• [Texte extrait]:
★ ★ ★ ★ ★ ★ ★

Le dernier rempart contre Google s'efface !

Bruno Racine quitte la BNF "avec ses idées"...

Bruno Racine à la BNF.jpg

Dans la lutte "épique" contre la numérisation de Google, il fut "Astérix" contre les Romains...inabsorbable, mais aujourd'hui vaincu définitivement par les effets de la "numérisation"...

Au moment de partir, il constate que les "lecteurs" sont aujourd'hui nettement moins nombreux, que lors de la création de la BNF, dans ce temple réservé et coûteux, construit sur les caprices d'un Président, trop hâtivement car ses jours étaient comptés !

Deux tiers dans le socle, un tiers dans les quatre tours ! A cause de la Seine et du danger d'inondation, ce fut l'inverse...avec une mécanisation "lourde" du transport entre le stockage et les salles de lecture... résultat des pertes et des "inspecteurs" à la recherche du livre perdu !

Chez les chercheurs le confort est roi...mais il faut se déplacer, alors que la technique aujourd'hui permet de travailler "chez soi" !

Google, ses services ont été refusés au nom de "l'indépendance de la France"...et jamais on ne fit suffisamment de numérisation, faute d'argent et de moyens techniques...le catalogage des livres fut coûteux et finalement peu productif.

Aujourd'hui, une bâtisse incommode et une "numérisation" insuffisante ! Quel bilan , Mama mia !

★ ★ ★ ★ ★ ★ ★

(Extrait d'un fichier de données)

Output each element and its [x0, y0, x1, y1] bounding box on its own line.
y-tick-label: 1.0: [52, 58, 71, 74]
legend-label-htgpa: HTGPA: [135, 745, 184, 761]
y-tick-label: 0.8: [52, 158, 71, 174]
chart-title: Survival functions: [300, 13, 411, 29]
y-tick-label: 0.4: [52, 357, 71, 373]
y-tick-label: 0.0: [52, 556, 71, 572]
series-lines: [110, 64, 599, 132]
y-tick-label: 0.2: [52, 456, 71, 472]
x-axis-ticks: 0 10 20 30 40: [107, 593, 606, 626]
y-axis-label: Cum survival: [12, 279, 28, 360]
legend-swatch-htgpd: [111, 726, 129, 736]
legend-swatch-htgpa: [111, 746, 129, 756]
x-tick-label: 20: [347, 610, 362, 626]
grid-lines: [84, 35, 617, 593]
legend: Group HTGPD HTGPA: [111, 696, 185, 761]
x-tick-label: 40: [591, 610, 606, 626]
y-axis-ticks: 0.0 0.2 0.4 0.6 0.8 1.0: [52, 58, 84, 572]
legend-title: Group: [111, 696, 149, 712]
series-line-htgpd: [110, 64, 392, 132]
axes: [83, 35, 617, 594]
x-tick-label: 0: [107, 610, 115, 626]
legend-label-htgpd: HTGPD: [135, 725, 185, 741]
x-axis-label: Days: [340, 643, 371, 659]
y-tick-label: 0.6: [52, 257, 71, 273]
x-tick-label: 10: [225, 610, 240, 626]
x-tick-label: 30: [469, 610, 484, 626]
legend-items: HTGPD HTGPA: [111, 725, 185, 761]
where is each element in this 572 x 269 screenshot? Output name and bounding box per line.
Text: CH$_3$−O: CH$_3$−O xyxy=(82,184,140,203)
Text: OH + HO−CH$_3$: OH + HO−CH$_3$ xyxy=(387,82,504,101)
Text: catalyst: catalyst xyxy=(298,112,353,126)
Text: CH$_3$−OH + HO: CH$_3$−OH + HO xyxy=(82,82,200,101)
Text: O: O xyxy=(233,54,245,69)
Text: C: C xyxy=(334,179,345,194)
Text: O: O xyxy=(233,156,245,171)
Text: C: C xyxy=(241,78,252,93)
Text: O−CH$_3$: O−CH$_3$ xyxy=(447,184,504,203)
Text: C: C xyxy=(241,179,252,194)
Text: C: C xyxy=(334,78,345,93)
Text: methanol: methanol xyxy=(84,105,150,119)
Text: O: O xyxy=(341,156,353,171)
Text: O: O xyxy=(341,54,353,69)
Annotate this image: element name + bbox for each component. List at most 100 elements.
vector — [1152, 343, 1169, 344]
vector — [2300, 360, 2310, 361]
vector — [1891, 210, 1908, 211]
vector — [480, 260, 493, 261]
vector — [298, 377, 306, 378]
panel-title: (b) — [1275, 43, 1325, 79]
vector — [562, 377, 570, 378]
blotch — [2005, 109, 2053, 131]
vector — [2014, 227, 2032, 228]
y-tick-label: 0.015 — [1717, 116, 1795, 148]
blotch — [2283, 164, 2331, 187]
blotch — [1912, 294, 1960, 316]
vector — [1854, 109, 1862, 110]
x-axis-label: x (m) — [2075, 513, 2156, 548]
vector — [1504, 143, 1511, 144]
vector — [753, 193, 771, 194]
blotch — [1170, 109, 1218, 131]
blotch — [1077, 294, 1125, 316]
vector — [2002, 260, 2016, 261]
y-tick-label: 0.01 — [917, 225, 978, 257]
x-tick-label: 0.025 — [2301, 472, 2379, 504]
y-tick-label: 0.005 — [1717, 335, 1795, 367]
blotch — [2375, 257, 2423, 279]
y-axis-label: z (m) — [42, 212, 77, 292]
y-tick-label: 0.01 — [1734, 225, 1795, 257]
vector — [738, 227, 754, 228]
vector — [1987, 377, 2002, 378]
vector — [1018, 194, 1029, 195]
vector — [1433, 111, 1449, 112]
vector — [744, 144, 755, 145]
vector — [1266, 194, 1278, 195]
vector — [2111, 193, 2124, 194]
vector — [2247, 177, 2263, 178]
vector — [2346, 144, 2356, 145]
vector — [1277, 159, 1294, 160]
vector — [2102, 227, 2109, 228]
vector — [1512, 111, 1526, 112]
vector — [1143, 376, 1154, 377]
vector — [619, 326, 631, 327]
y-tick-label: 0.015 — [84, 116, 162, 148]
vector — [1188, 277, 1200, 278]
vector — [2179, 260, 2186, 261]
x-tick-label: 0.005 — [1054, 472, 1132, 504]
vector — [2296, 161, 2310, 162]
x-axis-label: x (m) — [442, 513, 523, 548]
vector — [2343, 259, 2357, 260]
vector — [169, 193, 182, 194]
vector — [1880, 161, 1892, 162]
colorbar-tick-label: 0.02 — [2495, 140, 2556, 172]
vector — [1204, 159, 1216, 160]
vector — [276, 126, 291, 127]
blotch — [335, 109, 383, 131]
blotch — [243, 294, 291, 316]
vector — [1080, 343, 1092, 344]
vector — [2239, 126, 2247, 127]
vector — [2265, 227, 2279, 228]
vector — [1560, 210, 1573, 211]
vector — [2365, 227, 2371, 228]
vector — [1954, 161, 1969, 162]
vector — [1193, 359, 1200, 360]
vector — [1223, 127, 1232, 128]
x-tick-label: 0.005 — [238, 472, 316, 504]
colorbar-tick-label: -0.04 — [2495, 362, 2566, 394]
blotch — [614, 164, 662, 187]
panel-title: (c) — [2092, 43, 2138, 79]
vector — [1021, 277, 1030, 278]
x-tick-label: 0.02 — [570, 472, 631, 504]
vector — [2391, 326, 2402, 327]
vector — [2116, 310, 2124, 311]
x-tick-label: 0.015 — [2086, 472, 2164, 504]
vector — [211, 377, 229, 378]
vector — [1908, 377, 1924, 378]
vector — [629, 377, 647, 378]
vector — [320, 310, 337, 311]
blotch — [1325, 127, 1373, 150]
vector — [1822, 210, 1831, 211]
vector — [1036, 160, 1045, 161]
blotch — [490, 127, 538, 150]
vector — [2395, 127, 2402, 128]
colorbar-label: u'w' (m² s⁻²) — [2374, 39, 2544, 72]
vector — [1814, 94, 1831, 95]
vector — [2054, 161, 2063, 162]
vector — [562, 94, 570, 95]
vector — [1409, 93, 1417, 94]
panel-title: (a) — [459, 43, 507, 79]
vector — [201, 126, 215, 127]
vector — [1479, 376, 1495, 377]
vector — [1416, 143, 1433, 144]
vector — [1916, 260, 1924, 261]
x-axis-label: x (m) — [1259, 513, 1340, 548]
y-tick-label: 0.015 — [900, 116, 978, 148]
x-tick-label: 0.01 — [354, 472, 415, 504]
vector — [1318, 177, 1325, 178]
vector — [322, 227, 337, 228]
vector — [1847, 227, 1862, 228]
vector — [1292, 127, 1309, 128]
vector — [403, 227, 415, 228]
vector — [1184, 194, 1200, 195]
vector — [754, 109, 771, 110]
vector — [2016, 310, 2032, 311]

★ ★ ★ ★ ★ ★ ★

• [Consigne]:
Prolongez le billet sur le départ de Bruno Racine de la BNF à partir de sa dernière phrase.

• [Réponse à la consigne]:
Bruno Racine, le livre a de beaux jours devant lui

LE MONDE DES LIVRES du 13 avril 2016

Michel Guerrin

 Bruno Racine à la BNF.jpg

Président de la Bibliothèque nationale de France (BNF) pendant neuf ans, de 2007 à 2016, Bruno Racine a quitté son poste, le 2 avril, remplacé par Laurence Engel. Il expose les enjeux de cet établissement.

Quelles furent les missions que vous pensez avoir accomplies avec succès à la tête de la BNF ?

La BNF repose sur deux grands piliers, et on tend à en oublier un, le site historique, rue de Richelieu, à moitié fermé pour rénovation depuis cinq ans. Il devrait rouvrir entièrement en 2020, devenant le premier pôle mondial pour l’histoire des arts et des images. Lancer ce projet était un premier objectif.

Le deuxième était de changer d’échelle dans la numérisation. Nous avons multiplié le chiffre par dix sur Gallica – de 300 000 à 3,5 millions de documents en libre accès. Le troisième objectif, ce sont les acquisitions majeures, là encore, qui ont changé d’échelle, puisque nous sommes passés à 7 ou 8 millions d’euros par an contre 1 million avant mon arrivée. La BNF a pu acheter les manuscrits de Casanova, le bréviaire de Saint-Louis de Poissy, le manuscrit des Troyens de Berlioz… J’ai mis un accent particulier sur les archives contemporaines – celles de Michel Foucault, Edouard Glissant, Guy Debord, Roland Barthes…

Pourquoi acheter quand on conserve déjà tant de livres ?

Pour rester vivante, une bibliothèque doit acquérir et elle ne peut s’arrêter à l’époque de Victor Hugo. Non pas tout acheter, mais le faire avec discernement. Renforcer les points forts, en particulier pour les manuscrits, avec l’aide de son cercle de mécènes.

La BNF, qui est une des trois plus importantes bibliothèques au monde avec celle du Congrès, à Washington, et la British Library, à Londres, doit être en première ligne sur le marché. Les archives de Guy Debord étaient convoitées par une université américaine mais il ne me paraissait pas possible qu’elles sortent de France.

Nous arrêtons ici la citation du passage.